PROBLEM DESCRIPTION —
Find the string "title" in the entries and copy each line that has it.
-- Start RECORDED INFORMATION --
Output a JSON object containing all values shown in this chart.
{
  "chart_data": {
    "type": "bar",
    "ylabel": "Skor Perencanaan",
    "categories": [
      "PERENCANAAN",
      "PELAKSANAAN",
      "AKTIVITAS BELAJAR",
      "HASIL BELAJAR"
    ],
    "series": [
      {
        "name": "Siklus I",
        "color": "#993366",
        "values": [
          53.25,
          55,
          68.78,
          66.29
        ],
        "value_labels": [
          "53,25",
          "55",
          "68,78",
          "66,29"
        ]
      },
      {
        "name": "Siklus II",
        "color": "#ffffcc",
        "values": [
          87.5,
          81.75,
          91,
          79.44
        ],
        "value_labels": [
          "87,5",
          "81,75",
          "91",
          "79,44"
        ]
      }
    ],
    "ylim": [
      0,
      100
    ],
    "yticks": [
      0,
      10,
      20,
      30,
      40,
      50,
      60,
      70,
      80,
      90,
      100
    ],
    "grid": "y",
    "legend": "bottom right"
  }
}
-- End RECORDED INFORMATION --
-- Start RECORDED INFORMATION --
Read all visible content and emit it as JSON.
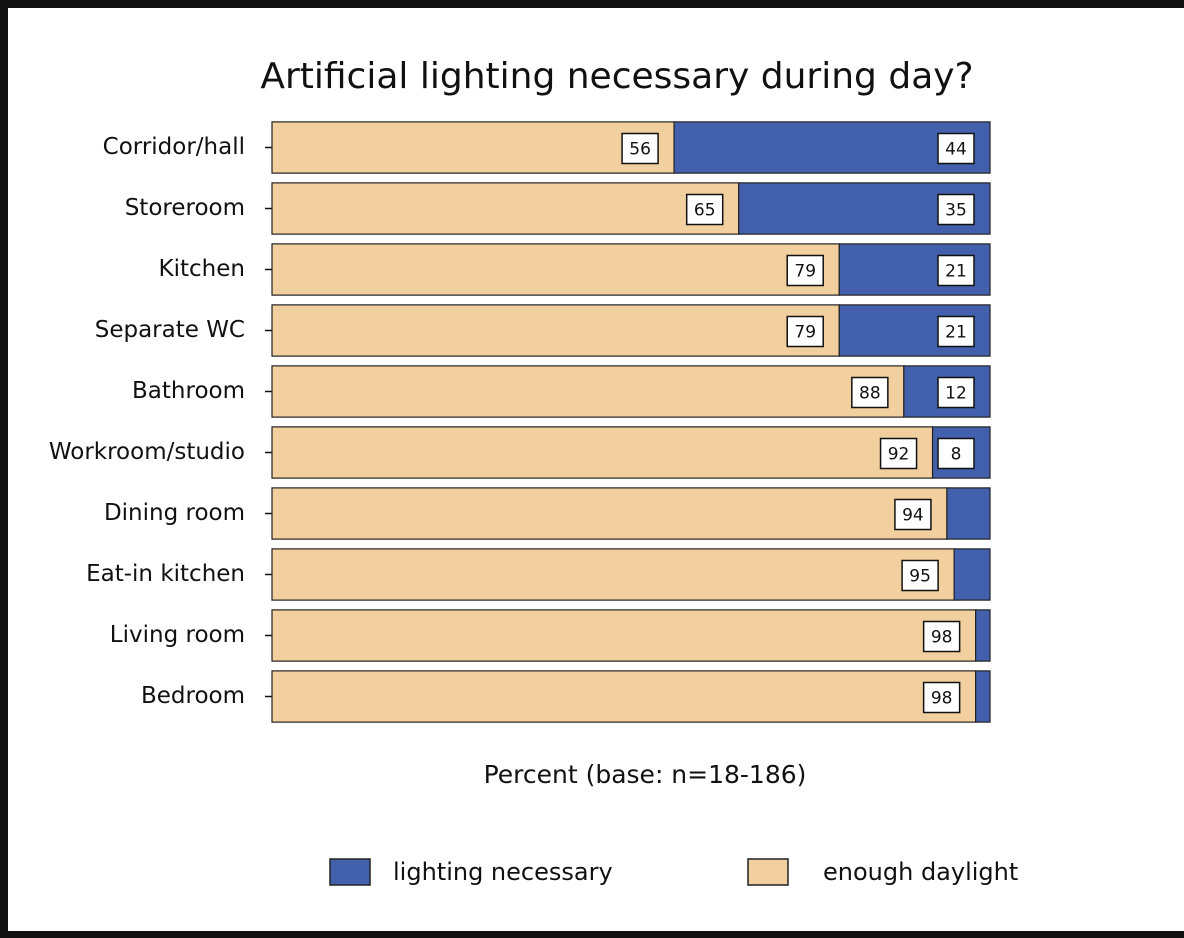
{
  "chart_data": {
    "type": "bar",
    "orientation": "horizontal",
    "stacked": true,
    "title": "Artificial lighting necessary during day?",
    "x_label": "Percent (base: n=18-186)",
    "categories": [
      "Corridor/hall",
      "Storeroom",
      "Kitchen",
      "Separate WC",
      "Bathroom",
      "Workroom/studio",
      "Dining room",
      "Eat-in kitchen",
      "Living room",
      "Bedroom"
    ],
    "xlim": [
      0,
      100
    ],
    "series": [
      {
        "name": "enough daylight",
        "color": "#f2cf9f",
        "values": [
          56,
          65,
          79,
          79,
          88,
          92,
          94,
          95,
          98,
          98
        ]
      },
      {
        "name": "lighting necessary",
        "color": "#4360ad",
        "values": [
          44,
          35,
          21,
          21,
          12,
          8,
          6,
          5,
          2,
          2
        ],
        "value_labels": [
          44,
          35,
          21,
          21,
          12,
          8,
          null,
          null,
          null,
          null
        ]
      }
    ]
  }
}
-- End RECORDED INFORMATION --
-- Start RECORDED INFORMATION --
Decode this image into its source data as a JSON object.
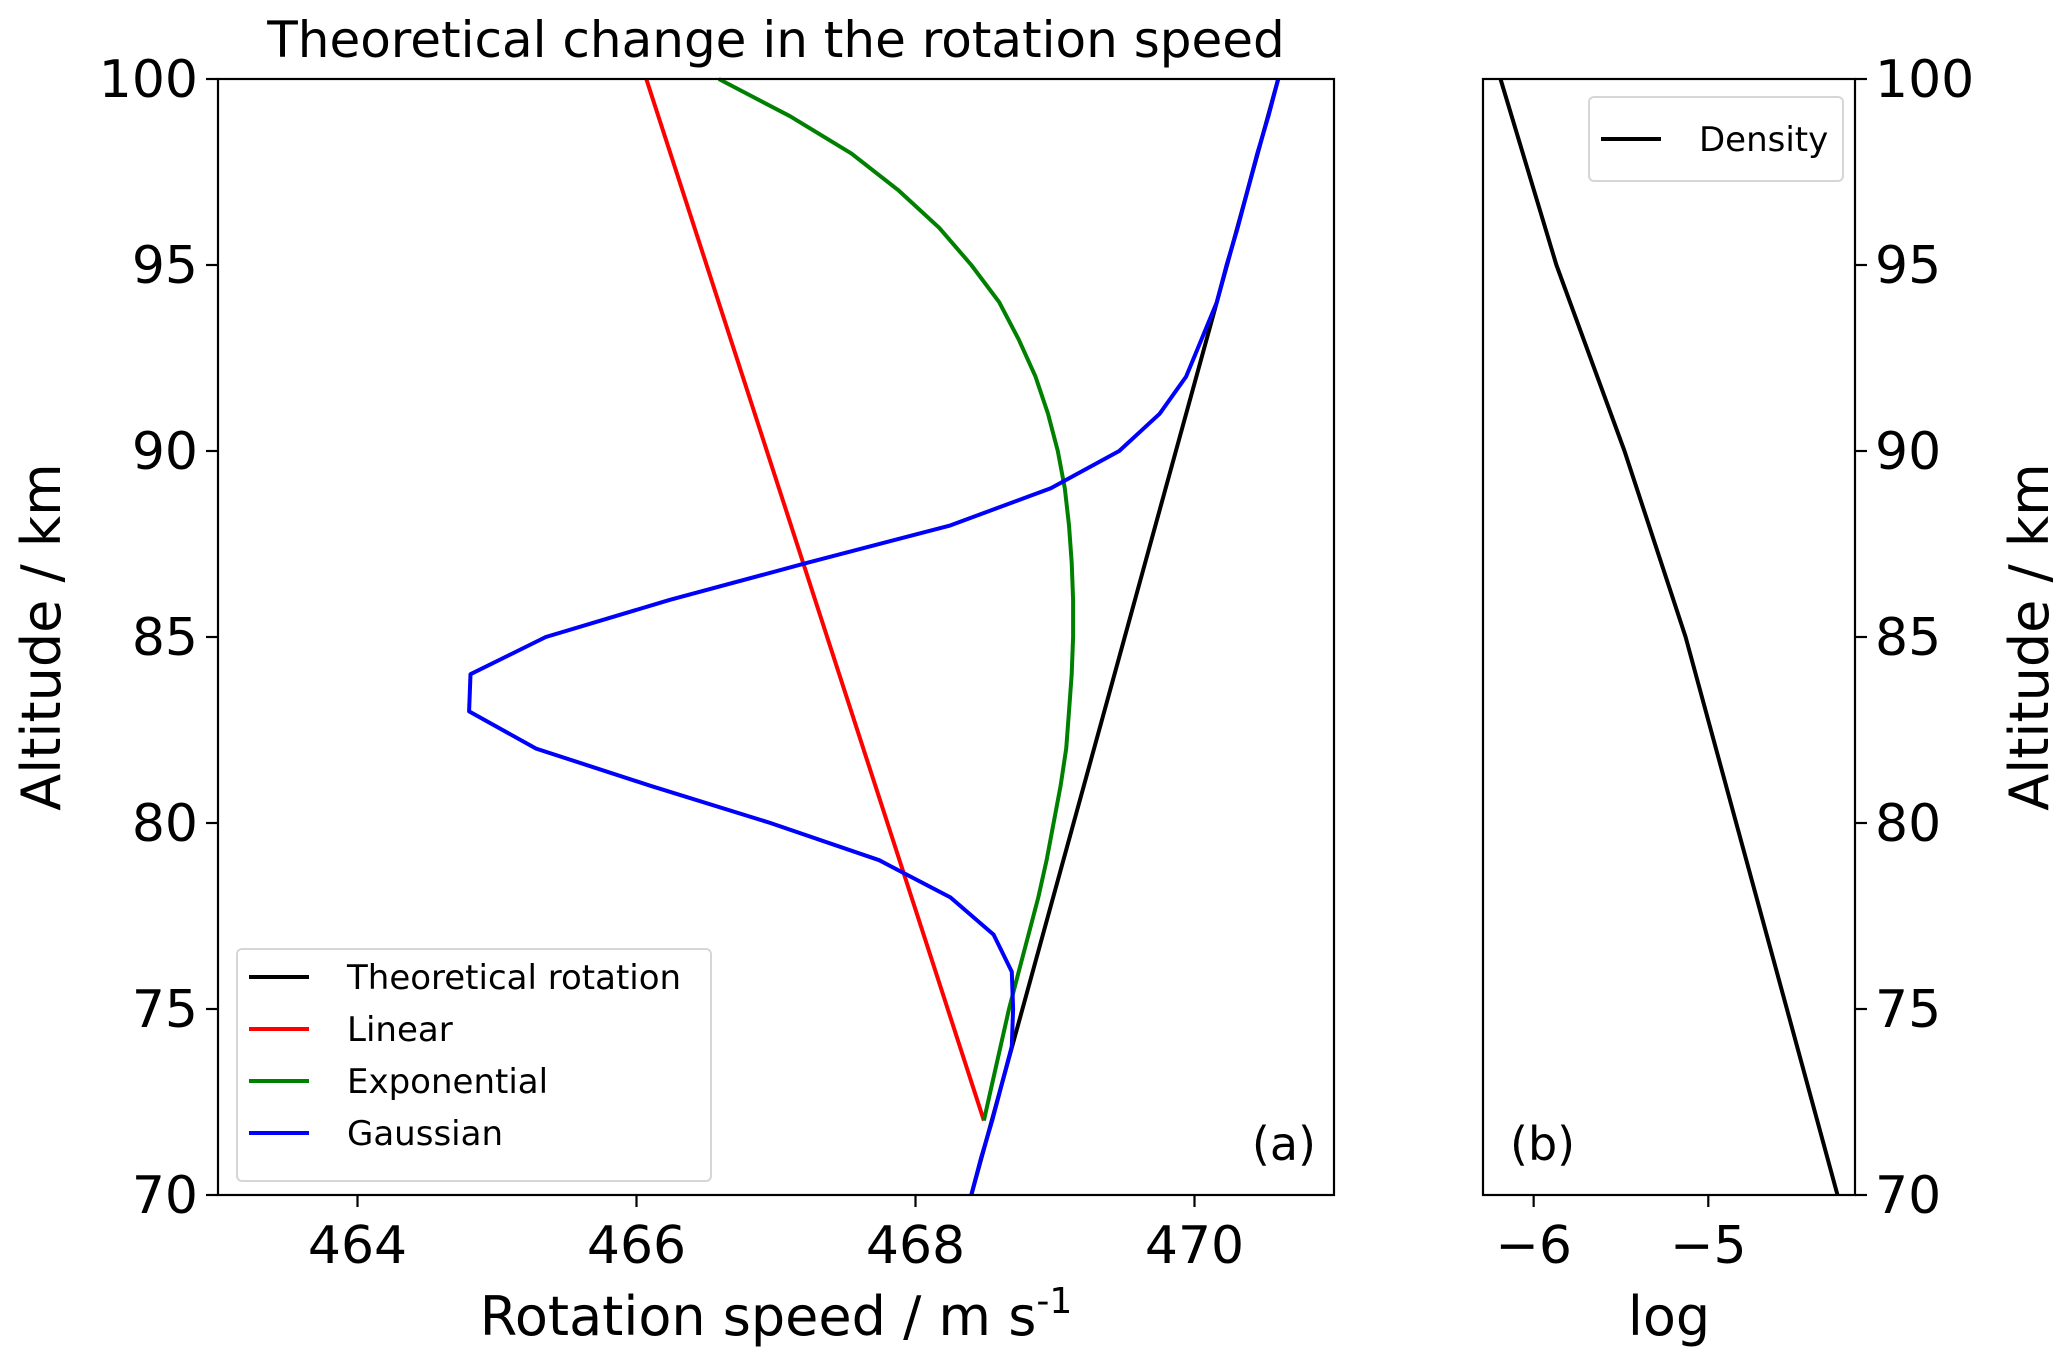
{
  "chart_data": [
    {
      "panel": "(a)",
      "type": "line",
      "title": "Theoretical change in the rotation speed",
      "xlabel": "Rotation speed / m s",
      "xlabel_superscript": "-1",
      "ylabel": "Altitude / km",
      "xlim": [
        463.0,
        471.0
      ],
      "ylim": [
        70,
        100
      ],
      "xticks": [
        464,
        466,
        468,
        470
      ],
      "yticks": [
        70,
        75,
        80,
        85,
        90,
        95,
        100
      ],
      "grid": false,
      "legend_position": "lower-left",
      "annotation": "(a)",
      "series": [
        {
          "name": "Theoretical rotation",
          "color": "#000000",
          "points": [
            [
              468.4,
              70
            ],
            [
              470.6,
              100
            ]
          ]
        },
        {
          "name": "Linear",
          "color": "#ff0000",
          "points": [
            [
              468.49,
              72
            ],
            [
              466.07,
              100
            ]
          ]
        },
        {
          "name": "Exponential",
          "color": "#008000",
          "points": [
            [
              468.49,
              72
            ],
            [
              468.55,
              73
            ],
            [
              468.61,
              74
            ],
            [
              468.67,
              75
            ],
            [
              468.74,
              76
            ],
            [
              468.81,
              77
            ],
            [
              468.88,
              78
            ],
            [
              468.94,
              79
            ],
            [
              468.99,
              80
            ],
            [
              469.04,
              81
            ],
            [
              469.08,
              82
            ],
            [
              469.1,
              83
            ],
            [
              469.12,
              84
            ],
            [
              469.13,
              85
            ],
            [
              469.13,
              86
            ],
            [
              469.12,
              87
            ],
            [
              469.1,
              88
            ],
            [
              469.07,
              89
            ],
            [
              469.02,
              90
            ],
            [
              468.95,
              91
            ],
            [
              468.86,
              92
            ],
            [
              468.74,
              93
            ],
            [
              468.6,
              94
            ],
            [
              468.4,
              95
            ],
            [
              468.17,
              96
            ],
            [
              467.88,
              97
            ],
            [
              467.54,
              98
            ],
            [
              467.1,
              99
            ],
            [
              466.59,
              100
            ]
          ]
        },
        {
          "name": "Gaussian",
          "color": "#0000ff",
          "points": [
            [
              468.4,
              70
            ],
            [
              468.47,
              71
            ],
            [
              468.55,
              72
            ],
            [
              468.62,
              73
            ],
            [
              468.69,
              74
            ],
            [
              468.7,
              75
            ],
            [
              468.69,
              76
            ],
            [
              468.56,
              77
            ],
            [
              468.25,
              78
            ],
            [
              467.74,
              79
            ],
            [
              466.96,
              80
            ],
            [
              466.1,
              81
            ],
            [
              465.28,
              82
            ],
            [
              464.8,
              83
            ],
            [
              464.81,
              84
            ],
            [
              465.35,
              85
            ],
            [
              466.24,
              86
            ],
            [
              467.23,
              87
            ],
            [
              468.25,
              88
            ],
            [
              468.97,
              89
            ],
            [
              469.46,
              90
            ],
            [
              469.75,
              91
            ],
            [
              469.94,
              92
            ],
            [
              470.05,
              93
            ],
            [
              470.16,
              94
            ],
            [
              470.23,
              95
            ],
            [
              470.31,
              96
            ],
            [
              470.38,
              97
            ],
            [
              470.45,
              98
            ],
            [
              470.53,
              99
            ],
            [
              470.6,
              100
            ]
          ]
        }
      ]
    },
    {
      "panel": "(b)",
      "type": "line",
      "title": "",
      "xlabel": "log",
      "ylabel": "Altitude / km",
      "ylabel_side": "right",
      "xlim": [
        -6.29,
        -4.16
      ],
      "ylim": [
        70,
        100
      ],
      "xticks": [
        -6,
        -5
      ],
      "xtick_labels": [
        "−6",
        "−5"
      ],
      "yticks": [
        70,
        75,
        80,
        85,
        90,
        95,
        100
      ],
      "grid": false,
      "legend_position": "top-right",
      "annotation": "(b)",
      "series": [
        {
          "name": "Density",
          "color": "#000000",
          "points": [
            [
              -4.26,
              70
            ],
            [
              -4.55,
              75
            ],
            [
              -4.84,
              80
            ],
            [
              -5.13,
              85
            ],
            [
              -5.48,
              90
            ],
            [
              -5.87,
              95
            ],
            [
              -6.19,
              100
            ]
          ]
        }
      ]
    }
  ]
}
-- End RECORDED INFORMATION --
RESULT —
    "title": "Artificial lighting necessary during day?",
      "title": "Theoretical change in the rotation speed",
      "title": "",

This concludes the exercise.